EXERCISE MATERIALS >>
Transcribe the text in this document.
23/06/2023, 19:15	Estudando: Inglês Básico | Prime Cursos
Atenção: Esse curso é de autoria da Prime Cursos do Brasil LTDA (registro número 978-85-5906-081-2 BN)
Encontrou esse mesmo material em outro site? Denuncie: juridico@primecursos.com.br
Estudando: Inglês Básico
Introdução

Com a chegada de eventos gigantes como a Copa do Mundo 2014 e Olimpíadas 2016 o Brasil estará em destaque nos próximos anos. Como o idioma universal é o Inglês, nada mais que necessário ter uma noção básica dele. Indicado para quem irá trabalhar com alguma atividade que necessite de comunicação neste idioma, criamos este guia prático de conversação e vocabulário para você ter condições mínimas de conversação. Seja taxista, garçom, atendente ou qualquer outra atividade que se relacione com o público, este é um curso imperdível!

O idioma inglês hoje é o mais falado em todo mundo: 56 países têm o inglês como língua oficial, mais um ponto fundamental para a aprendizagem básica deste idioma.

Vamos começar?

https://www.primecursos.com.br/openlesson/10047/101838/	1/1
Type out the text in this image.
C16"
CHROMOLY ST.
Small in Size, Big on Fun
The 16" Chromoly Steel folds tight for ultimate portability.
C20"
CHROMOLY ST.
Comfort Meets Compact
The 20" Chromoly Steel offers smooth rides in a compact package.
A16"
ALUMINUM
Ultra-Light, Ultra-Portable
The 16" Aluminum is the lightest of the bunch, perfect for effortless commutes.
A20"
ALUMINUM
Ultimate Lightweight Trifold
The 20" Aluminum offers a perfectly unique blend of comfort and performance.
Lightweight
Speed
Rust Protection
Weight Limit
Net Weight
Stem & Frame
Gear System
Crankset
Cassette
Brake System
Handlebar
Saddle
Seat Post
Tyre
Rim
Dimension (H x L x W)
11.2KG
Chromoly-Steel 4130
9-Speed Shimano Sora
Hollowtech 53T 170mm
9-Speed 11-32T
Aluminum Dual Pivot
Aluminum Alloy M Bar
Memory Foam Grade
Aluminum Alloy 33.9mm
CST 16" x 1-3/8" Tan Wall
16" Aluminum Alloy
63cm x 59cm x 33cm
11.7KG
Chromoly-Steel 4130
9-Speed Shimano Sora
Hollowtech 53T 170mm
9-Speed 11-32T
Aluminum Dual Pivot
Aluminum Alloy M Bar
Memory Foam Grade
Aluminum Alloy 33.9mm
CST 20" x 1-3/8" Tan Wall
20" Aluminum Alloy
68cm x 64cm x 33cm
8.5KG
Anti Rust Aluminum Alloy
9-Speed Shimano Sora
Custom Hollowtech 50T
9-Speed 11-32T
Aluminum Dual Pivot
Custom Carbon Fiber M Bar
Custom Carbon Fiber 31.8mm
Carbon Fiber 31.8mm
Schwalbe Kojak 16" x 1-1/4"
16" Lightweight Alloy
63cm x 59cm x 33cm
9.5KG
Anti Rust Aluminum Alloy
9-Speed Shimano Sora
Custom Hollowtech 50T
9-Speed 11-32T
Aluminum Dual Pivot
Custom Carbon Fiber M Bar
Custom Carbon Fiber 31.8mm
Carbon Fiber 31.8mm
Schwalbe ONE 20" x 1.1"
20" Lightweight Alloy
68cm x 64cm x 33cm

EXERCISE BRIEF >> Among the lines of the material above, how many include the string "primecursos"? Report only that number.

ANSWER TO THIS PROBLEM >> 2